>> Begin

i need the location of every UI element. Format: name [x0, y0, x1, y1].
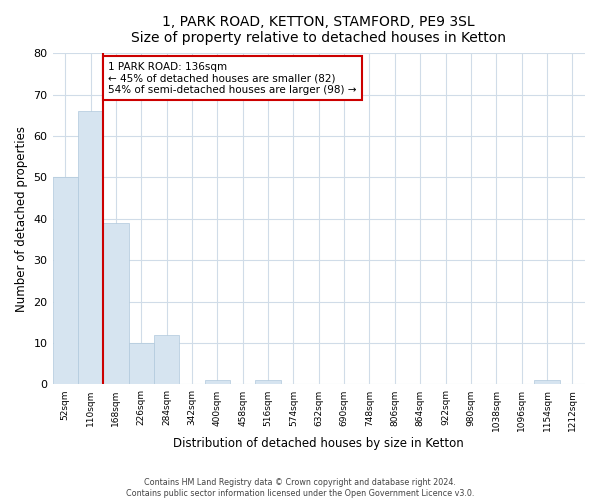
Bar [128, 343, 154, 384]
Bar [53, 178, 78, 384]
Bar [103, 223, 128, 384]
X-axis label: Distribution of detached houses by size in Ketton: Distribution of detached houses by size … [173, 437, 464, 450]
Text: 1 PARK ROAD: 136sqm
← 45% of detached houses are smaller (82)
54% of semi-detach: 1 PARK ROAD: 136sqm ← 45% of detached ho… [109, 62, 357, 95]
Bar [78, 112, 103, 384]
Text: Contains HM Land Registry data © Crown copyright and database right 2024.
Contai: Contains HM Land Registry data © Crown c… [126, 478, 474, 498]
Bar [154, 335, 179, 384]
Bar [534, 380, 560, 384]
Y-axis label: Number of detached properties: Number of detached properties [15, 126, 28, 312]
Bar [256, 380, 281, 384]
Title: 1, PARK ROAD, KETTON, STAMFORD, PE9 3SL
Size of property relative to detached ho: 1, PARK ROAD, KETTON, STAMFORD, PE9 3SL … [131, 15, 506, 45]
Bar [205, 380, 230, 384]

>> End

Reproduce verbatim the stretch from the line containing "Bar [128, 343, 154, 384]" through the final line of the entries, including both of those lines.

Written answer
Bar [128, 343, 154, 384]
Bar [53, 178, 78, 384]
Bar [103, 223, 128, 384]
X-axis label: Distribution of detached houses by size in Ketton: Distribution of detached houses by size … [173, 437, 464, 450]
Text: 1 PARK ROAD: 136sqm
← 45% of detached houses are smaller (82)
54% of semi-detach: 1 PARK ROAD: 136sqm ← 45% of detached ho… [109, 62, 357, 95]
Bar [78, 112, 103, 384]
Text: Contains HM Land Registry data © Crown copyright and database right 2024.
Contai: Contains HM Land Registry data © Crown c… [126, 478, 474, 498]
Bar [154, 335, 179, 384]
Bar [534, 380, 560, 384]
Y-axis label: Number of detached properties: Number of detached properties [15, 126, 28, 312]
Bar [256, 380, 281, 384]
Title: 1, PARK ROAD, KETTON, STAMFORD, PE9 3SL
Size of property relative to detached ho: 1, PARK ROAD, KETTON, STAMFORD, PE9 3SL … [131, 15, 506, 45]
Bar [205, 380, 230, 384]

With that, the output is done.